Dataset items
===

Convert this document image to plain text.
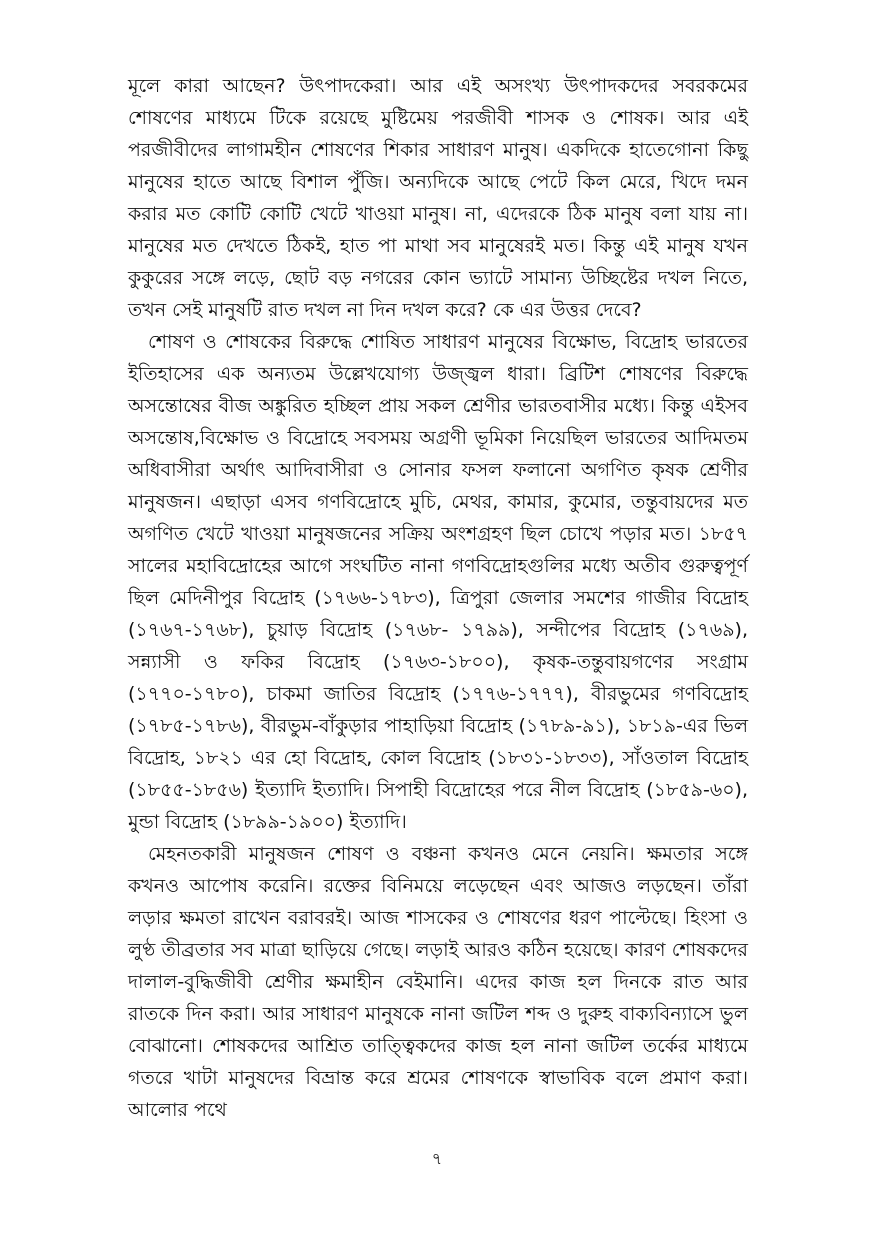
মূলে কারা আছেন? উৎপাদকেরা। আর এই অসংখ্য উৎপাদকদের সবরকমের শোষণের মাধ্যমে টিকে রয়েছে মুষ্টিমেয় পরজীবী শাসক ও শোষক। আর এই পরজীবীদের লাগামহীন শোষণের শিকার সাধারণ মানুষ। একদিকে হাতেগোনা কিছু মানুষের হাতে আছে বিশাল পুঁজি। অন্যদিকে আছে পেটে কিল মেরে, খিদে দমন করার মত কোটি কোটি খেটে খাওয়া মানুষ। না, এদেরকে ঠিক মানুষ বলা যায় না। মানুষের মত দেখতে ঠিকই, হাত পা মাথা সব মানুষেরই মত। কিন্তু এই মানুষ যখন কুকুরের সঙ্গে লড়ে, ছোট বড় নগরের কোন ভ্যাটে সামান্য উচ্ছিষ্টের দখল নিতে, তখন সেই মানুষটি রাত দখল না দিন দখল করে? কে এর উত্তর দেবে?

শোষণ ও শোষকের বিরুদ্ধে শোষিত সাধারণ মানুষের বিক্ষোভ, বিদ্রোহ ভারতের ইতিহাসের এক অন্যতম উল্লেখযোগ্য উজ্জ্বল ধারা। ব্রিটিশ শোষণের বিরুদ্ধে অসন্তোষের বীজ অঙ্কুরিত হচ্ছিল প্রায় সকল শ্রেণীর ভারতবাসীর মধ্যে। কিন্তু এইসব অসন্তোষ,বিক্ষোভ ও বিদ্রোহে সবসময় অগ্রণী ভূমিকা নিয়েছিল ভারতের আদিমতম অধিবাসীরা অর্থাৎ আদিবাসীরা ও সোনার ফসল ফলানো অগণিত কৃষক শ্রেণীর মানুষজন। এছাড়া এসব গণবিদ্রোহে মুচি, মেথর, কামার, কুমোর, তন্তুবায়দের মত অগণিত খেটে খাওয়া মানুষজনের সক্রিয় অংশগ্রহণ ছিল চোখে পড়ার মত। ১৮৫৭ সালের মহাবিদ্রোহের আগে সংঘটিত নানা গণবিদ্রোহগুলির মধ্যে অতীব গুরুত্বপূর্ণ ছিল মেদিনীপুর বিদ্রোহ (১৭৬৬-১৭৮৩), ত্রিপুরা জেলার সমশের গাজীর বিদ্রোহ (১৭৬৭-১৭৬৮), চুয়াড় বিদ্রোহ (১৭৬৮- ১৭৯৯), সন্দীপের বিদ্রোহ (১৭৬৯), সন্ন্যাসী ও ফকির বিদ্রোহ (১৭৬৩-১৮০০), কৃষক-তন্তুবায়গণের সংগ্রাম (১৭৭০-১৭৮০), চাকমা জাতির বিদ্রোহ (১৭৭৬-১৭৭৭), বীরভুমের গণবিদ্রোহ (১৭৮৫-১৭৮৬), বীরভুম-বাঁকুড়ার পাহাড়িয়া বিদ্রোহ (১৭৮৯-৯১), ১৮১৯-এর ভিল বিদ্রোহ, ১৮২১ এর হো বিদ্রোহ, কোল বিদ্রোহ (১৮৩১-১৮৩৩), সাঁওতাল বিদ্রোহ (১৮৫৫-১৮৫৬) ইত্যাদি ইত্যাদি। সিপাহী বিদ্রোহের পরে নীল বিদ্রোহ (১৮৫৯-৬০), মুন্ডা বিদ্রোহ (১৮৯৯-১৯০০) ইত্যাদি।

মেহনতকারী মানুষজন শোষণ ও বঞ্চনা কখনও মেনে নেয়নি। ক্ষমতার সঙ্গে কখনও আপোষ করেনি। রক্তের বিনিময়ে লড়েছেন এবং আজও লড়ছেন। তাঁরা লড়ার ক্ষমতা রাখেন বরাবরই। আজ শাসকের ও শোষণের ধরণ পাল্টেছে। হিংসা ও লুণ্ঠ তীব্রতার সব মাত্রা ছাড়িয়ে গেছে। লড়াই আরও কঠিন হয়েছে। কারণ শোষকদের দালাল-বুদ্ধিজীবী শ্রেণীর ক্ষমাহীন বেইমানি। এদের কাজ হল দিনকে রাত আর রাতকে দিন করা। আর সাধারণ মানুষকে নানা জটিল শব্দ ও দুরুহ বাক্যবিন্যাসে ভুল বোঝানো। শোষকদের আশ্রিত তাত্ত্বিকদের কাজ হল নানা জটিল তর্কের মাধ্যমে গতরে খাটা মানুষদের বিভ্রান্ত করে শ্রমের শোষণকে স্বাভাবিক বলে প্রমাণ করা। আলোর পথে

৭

===

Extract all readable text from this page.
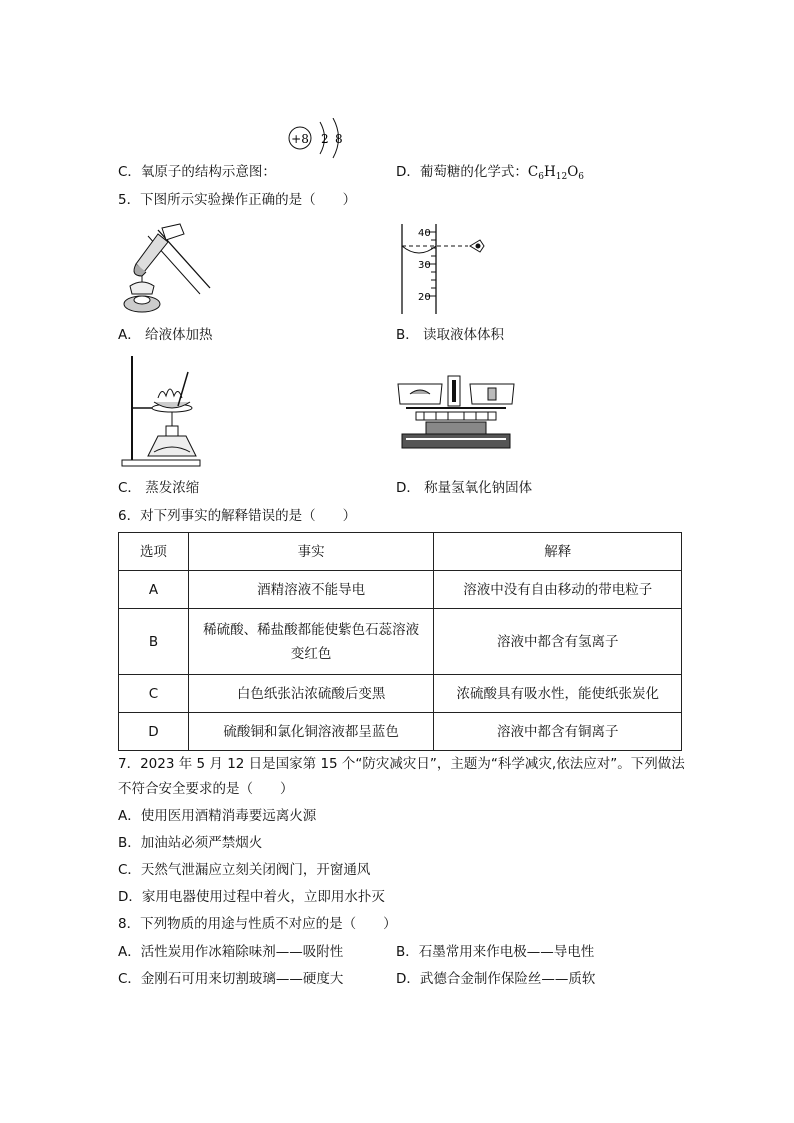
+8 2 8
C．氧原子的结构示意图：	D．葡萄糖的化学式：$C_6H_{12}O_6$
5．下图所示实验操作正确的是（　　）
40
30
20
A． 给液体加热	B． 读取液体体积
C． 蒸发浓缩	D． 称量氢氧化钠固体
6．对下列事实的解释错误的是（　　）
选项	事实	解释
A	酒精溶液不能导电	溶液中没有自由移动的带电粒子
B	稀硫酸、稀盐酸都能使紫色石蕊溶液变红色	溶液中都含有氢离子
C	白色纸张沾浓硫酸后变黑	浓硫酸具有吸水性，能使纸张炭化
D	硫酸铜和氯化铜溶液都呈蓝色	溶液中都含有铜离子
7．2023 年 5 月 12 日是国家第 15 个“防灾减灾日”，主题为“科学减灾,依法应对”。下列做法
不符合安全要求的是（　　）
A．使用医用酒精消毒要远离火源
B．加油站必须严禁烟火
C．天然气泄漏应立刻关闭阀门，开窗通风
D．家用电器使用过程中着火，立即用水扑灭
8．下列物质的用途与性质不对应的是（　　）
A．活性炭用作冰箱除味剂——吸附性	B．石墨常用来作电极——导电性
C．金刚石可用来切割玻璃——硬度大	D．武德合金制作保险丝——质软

===

=== Task brief ===
In the records above, find each line holding "text" and copy it.

=== Task answer ===
Convert this document image to plain text.
Extract all readable text from this page.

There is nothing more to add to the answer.